Aim -> Repeat every record below exactly, but leave out any pictures.

(Records)

— begin —

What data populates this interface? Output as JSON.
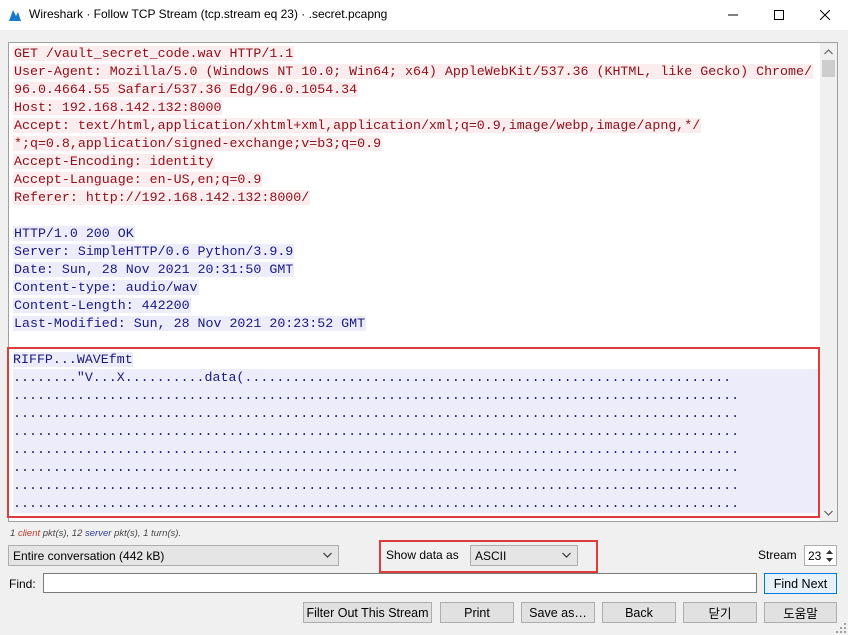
{
  "window": {
    "title": "Wireshark · Follow TCP Stream (tcp.stream eq 23) · .secret.pcapng"
  },
  "stream": {
    "client_lines": [
      "GET /vault_secret_code.wav HTTP/1.1",
      "User-Agent: Mozilla/5.0 (Windows NT 10.0; Win64; x64) AppleWebKit/537.36 (KHTML, like Gecko) Chrome/",
      "96.0.4664.55 Safari/537.36 Edg/96.0.1054.34",
      "Host: 192.168.142.132:8000",
      "Accept: text/html,application/xhtml+xml,application/xml;q=0.9,image/webp,image/apng,*/",
      "*;q=0.8,application/signed-exchange;v=b3;q=0.9",
      "Accept-Encoding: identity",
      "Accept-Language: en-US,en;q=0.9",
      "Referer: http://192.168.142.132:8000/"
    ],
    "server_lines": [
      "HTTP/1.0 200 OK",
      "Server: SimpleHTTP/0.6 Python/3.9.9",
      "Date: Sun, 28 Nov 2021 20:31:50 GMT",
      "Content-type: audio/wav",
      "Content-Length: 442200",
      "Last-Modified: Sun, 28 Nov 2021 20:23:52 GMT"
    ],
    "data_lines": [
      "RIFFP...WAVEfmt",
      "........\"V...X..........data(.............................................................",
      "...........................................................................................",
      "...........................................................................................",
      "...........................................................................................",
      "...........................................................................................",
      "...........................................................................................",
      "...........................................................................................",
      "..........................................................................................."
    ]
  },
  "stats": {
    "client_count": "1",
    "client_word": "client",
    "mid1": "pkt(s), 12",
    "server_word": "server",
    "mid2": "pkt(s), 1 turn(s)."
  },
  "controls": {
    "conversation": "Entire conversation (442 kB)",
    "show_data_label": "Show data as",
    "show_data_value": "ASCII",
    "stream_label": "Stream",
    "stream_value": "23",
    "find_label": "Find:",
    "find_value": "",
    "find_next": "Find Next"
  },
  "buttons": {
    "filter_out": "Filter Out This Stream",
    "print": "Print",
    "save_as": "Save as…",
    "back": "Back",
    "close": "닫기",
    "help": "도움말"
  },
  "colors": {
    "client_fg": "#8e0f1c",
    "client_bg": "#fbeded",
    "server_fg": "#1a1a80",
    "server_bg": "#ececfa",
    "highlight": "#e03b3b"
  }
}
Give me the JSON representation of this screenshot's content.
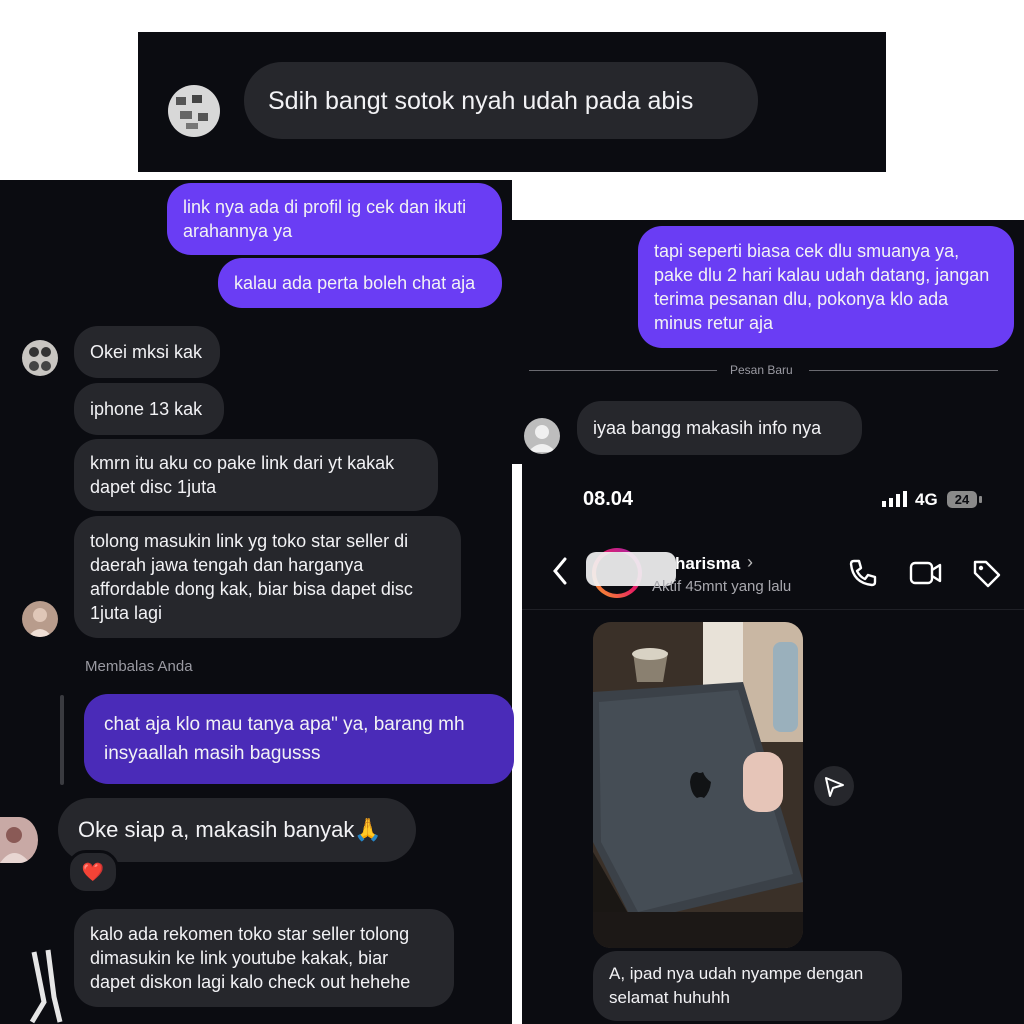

— end —

Output of the exercise ->
What data populates this interface? Output as JSON.
{
  "window": {
    "title": "Wireshark · Follow TCP Stream (tcp.stream eq 23) · .secret.pcapng"
  },
  "stream": {
    "client_lines": [
      "GET /vault_secret_code.wav HTTP/1.1",
      "User-Agent: Mozilla/5.0 (Windows NT 10.0; Win64; x64) AppleWebKit/537.36 (KHTML, like Gecko) Chrome/",
      "96.0.4664.55 Safari/537.36 Edg/96.0.1054.34",
      "Host: 192.168.142.132:8000",
      "Accept: text/html,application/xhtml+xml,application/xml;q=0.9,image/webp,image/apng,*/",
      "*;q=0.8,application/signed-exchange;v=b3;q=0.9",
      "Accept-Encoding: identity",
      "Accept-Language: en-US,en;q=0.9",
      "Referer: http://192.168.142.132:8000/"
    ],
    "server_lines": [
      "HTTP/1.0 200 OK",
      "Server: SimpleHTTP/0.6 Python/3.9.9",
      "Date: Sun, 28 Nov 2021 20:31:50 GMT",
      "Content-type: audio/wav",
      "Content-Length: 442200",
      "Last-Modified: Sun, 28 Nov 2021 20:23:52 GMT"
    ],
    "data_lines": [
      "RIFFP...WAVEfmt",
      "........\"V...X..........data(.............................................................",
      "...........................................................................................",
      "...........................................................................................",
      "...........................................................................................",
      "...........................................................................................",
      "...........................................................................................",
      "...........................................................................................",
      "..........................................................................................."
    ]
  },
  "stats": {
    "client_count": "1",
    "client_word": "client",
    "mid1": "pkt(s), 12",
    "server_word": "server",
    "mid2": "pkt(s), 1 turn(s)."
  },
  "controls": {
    "conversation": "Entire conversation (442 kB)",
    "show_data_label": "Show data as",
    "show_data_value": "ASCII",
    "stream_label": "Stream",
    "stream_value": "23",
    "find_label": "Find:",
    "find_value": "",
    "find_next": "Find Next"
  },
  "buttons": {
    "filter_out": "Filter Out This Stream",
    "print": "Print",
    "save_as": "Save as…",
    "back": "Back",
    "close": "닫기",
    "help": "도움말"
  },
  "colors": {
    "client_fg": "#8e0f1c",
    "client_bg": "#fbeded",
    "server_fg": "#1a1a80",
    "server_bg": "#ececfa",
    "highlight": "#e03b3b"
  }
}
Give me the JSON representation of this screenshot's content.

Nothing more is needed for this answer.